_Set task_: Tally the lines in the records underneath that contain the string "Media", and state the figure by itself.

_Listing_:
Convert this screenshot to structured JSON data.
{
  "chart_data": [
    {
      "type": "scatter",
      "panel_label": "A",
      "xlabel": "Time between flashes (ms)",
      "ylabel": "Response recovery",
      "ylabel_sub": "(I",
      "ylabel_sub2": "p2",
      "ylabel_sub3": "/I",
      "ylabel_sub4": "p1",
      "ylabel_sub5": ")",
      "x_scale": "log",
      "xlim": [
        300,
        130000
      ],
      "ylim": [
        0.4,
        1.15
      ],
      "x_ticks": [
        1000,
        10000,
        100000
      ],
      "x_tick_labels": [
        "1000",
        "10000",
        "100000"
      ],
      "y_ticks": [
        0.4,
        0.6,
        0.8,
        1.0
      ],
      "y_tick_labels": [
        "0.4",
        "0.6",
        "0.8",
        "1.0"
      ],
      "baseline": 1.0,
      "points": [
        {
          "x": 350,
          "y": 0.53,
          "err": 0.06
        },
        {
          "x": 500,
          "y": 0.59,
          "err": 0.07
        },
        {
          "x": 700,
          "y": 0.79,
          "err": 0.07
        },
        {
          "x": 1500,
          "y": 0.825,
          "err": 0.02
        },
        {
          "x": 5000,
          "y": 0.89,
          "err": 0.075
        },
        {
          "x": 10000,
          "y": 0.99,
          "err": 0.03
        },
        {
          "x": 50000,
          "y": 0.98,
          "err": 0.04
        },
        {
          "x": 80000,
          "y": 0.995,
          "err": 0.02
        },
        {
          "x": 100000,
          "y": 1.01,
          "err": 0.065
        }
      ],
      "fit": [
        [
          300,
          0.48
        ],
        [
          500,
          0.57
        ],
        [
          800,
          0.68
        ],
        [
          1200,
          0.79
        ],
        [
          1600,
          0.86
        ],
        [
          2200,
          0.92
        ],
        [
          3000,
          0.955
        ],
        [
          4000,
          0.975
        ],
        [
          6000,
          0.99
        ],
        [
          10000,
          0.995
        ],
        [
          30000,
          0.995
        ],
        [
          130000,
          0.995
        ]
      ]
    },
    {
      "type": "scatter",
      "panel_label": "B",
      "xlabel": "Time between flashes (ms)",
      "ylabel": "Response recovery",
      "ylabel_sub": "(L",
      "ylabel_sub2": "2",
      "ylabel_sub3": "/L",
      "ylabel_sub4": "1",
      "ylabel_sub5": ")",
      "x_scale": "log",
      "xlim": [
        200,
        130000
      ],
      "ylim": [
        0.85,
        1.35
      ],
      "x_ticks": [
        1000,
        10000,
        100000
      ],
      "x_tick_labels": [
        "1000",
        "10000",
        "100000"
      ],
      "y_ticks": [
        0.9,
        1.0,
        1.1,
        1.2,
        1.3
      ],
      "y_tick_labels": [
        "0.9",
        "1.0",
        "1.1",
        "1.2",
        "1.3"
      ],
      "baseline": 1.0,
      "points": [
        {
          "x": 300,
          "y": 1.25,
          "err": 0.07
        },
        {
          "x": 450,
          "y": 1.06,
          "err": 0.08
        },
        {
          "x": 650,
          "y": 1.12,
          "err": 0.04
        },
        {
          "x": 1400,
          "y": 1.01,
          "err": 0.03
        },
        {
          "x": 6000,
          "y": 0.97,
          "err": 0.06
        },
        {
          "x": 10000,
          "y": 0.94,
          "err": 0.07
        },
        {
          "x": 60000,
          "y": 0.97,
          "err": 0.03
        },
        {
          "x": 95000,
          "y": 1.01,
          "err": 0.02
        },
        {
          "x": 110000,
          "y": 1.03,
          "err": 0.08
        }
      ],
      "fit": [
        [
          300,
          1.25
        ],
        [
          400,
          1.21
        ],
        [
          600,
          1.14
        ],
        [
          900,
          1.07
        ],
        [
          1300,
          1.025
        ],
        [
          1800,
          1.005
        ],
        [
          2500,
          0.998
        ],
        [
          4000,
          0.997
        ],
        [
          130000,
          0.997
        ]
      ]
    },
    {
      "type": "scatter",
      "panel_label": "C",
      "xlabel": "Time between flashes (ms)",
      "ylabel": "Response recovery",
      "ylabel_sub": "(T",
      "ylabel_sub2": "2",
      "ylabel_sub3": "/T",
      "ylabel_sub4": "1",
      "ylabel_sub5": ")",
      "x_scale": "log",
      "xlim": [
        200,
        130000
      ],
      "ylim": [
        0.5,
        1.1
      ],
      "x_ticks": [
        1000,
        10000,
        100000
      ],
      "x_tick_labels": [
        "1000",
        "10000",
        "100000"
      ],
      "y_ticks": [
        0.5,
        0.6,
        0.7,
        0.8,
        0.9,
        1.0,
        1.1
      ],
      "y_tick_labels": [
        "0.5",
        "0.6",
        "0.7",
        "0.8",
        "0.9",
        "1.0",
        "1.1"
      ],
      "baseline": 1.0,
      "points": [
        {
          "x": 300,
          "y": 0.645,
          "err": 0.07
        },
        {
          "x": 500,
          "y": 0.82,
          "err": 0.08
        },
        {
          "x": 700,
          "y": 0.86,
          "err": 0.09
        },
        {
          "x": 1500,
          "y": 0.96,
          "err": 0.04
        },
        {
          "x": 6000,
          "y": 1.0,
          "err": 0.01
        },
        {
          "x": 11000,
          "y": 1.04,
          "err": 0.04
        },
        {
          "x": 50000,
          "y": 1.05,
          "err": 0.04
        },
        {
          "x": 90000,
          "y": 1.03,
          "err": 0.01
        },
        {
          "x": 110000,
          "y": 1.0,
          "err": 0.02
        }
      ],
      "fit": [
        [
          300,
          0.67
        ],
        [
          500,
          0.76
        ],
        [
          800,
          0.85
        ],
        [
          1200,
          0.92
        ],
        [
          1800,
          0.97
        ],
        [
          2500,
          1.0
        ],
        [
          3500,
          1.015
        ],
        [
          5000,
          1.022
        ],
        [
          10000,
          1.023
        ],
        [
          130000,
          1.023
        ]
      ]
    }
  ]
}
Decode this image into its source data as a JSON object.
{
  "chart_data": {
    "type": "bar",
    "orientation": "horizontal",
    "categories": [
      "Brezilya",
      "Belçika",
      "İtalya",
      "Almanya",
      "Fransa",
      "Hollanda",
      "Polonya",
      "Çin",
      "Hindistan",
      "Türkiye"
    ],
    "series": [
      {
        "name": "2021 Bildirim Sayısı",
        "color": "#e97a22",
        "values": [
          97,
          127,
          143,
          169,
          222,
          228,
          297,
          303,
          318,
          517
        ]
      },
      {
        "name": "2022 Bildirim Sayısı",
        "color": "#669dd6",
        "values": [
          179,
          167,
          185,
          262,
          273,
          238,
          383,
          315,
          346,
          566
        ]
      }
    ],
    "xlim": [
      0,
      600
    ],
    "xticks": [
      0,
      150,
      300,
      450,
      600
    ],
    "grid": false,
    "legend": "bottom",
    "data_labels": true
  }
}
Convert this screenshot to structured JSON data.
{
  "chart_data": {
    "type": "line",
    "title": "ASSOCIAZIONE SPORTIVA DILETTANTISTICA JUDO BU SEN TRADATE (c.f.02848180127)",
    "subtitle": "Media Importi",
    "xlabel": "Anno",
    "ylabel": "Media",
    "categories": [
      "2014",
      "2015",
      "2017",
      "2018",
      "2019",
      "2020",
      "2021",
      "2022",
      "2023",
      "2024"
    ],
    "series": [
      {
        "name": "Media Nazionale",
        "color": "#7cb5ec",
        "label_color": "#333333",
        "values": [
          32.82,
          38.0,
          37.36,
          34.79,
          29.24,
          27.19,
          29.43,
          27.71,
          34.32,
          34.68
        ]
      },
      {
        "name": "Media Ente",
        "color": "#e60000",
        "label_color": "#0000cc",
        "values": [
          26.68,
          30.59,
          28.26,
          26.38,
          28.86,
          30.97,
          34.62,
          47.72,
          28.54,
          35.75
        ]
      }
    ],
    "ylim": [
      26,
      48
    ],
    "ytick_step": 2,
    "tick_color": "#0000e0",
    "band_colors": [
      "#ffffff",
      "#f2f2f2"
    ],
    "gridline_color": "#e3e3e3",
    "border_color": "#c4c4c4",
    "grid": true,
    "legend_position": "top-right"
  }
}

_The reply_: 4